作業指示:
下にある文我の高座についての抜粋を、一字一句変えずに全文そのまま抜き出してください。

文我『菊江仏壇』 (18:56-19:36)
この人はほぼ三年前の2007年12月7日、横浜にぎわい座での市馬との二人会で聞いて以来なので、随分久しぶりになってしまった。まだ、ブログを書き始める前で、手帳を見て正確な日付とネタを確認した次第。その時も珍しい噺を選んでおり、今はこの人しか演じないだろう『ほうじ茶』と『不動坊』を楽しんだ。ちなみに市馬は『夢の酒』と『掛け取り』。師走の『掛け取り』は結構でした。
三年ぶりの姿には、なんとも言えない“風格”のようなものを感じた。もともと勉強家で本も出している位なので、ネタ選びのセンスの良さや噺自体の丁寧さなどは好みだったが、しばらくぶりの高座は、見た目も芸もスケールが一段とアップしているように感じる。かと言って客に挑む風ではなく、あくまで上方流の柔らかさの中に、この人なりの渋さや重さが程よく溶け込んでいる。多摩川越えの我が家の近所の小さいな落語会にも以前は来てくれていた時期があるので、もっと行くべきであったと反省。流石の枝雀門下だ。
ネタはゲストの小金治師匠の師匠であった小文治の十八番でもあったし、文我の大師匠米朝も得意にしている噺。
詳しい筋の解説はしないが、非常に楽しめた。この噺を“つまらない”と感じる人も多いようだが、私は好きだ。いろんな噺の要素が入っているように思う。次のような場面で他のネタを彷彿とさせるのを感じた時、なぜか無償にうれしくなる。

元データ:
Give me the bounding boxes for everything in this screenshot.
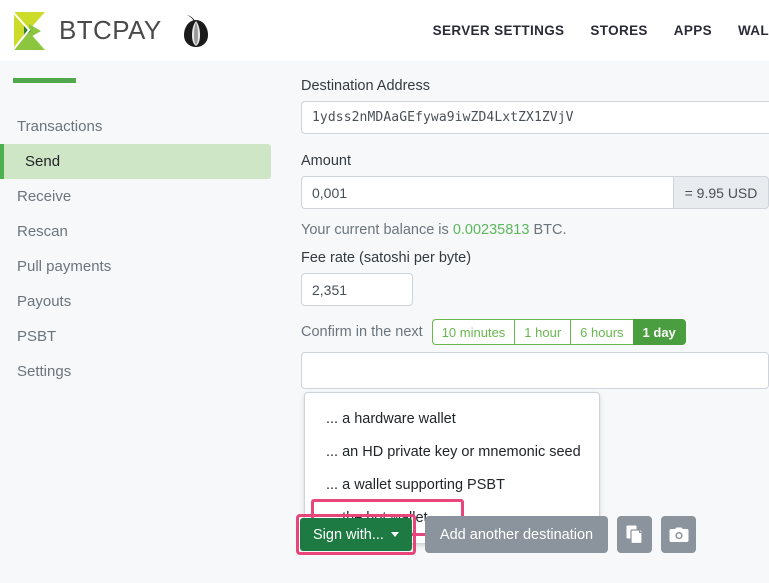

回答:
文我『菊江仏壇』 (18:56-19:36)
この人はほぼ三年前の2007年12月7日、横浜にぎわい座での市馬との二人会で聞いて以来なので、随分久しぶりになってしまった。まだ、ブログを書き始める前で、手帳を見て正確な日付とネタを確認した次第。その時も珍しい噺を選んでおり、今はこの人しか演じないだろう『ほうじ茶』と『不動坊』を楽しんだ。ちなみに市馬は『夢の酒』と『掛け取り』。師走の『掛け取り』は結構でした。
三年ぶりの姿には、なんとも言えない“風格”のようなものを感じた。もともと勉強家で本も出している位なので、ネタ選びのセンスの良さや噺自体の丁寧さなどは好みだったが、しばらくぶりの高座は、見た目も芸もスケールが一段とアップしているように感じる。かと言って客に挑む風ではなく、あくまで上方流の柔らかさの中に、この人なりの渋さや重さが程よく溶け込んでいる。多摩川越えの我が家の近所の小さいな落語会にも以前は来てくれていた時期があるので、もっと行くべきであったと反省。流石の枝雀門下だ。
ネタはゲストの小金治師匠の師匠であった小文治の十八番でもあったし、文我の大師匠米朝も得意にしている噺。
詳しい筋の解説はしないが、非常に楽しめた。この噺を“つまらない”と感じる人も多いようだが、私は好きだ。いろんな噺の要素が入っているように思う。次のような場面で他のネタを彷彿とさせるのを感じた時、なぜか無償にうれしくなる。